PROBLEM: Every line that contains the word "PersonalCustomer" should be copied.

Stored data
>>
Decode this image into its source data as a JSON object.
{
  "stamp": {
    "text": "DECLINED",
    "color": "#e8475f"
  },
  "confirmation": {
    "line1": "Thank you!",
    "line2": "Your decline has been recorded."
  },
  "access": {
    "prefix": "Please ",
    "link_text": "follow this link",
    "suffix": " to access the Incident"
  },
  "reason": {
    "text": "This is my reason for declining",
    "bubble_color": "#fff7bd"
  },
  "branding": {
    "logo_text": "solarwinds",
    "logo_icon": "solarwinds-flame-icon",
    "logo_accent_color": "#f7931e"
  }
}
<<
>>
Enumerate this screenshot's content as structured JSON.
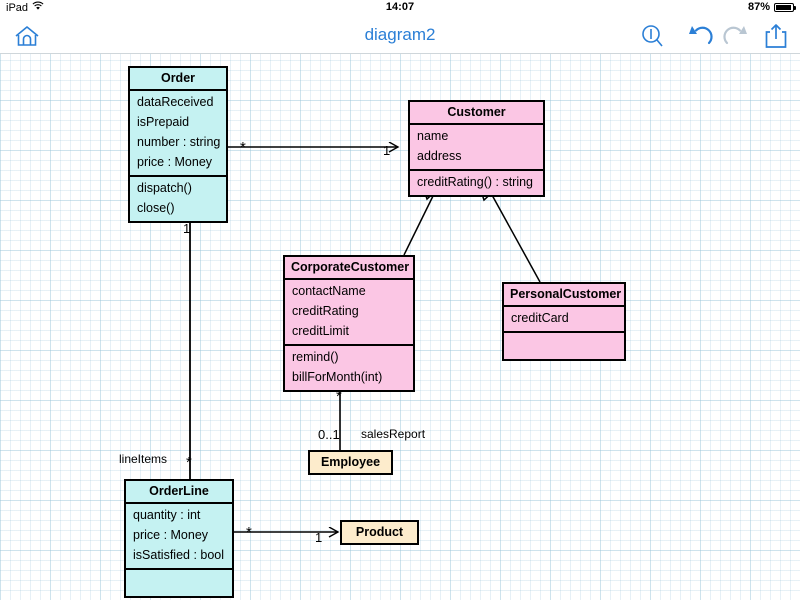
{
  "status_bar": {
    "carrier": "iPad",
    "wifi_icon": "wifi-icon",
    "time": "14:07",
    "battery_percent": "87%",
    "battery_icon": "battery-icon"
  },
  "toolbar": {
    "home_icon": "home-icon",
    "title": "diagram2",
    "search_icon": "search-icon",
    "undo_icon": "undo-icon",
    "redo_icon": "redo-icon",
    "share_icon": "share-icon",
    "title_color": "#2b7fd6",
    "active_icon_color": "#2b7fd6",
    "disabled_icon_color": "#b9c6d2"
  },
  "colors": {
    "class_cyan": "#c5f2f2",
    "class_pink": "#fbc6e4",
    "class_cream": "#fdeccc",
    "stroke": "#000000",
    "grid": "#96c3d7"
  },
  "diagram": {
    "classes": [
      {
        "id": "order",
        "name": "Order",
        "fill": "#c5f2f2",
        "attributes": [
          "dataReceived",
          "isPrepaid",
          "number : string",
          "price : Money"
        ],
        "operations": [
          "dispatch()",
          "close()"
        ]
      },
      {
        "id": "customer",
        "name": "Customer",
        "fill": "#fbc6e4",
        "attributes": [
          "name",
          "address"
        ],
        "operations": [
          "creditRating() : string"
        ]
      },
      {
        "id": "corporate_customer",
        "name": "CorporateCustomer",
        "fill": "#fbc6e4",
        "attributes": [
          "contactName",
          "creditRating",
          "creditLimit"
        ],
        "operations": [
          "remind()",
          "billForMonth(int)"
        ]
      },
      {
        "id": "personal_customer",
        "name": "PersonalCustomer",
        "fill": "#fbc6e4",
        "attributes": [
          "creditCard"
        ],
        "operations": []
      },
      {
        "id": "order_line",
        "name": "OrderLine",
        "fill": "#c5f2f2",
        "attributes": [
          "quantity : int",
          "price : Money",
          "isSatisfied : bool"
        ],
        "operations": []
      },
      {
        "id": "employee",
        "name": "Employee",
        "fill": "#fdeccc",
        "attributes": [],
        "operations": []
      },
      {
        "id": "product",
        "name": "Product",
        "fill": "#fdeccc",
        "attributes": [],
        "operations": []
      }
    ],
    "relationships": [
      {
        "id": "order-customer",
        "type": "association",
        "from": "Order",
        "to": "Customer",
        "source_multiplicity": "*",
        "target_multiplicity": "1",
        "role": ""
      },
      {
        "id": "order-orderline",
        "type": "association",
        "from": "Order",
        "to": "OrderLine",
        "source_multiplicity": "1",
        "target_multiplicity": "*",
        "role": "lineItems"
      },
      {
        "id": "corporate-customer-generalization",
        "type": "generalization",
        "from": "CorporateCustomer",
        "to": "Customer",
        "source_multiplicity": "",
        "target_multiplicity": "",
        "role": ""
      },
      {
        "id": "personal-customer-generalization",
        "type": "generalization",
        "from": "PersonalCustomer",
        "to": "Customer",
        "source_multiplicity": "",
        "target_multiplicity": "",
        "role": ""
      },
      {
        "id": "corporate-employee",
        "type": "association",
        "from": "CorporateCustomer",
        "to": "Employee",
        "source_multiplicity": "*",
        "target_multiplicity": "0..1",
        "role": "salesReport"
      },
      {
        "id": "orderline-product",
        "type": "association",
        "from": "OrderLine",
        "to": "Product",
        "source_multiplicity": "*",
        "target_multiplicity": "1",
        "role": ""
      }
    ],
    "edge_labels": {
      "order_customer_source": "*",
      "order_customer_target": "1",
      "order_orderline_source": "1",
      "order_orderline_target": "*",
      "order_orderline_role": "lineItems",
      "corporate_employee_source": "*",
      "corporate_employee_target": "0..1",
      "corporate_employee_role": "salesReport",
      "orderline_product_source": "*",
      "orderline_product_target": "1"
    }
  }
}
<<
EXERCISE ANSWER:
        "name": "PersonalCustomer",
        "from": "PersonalCustomer",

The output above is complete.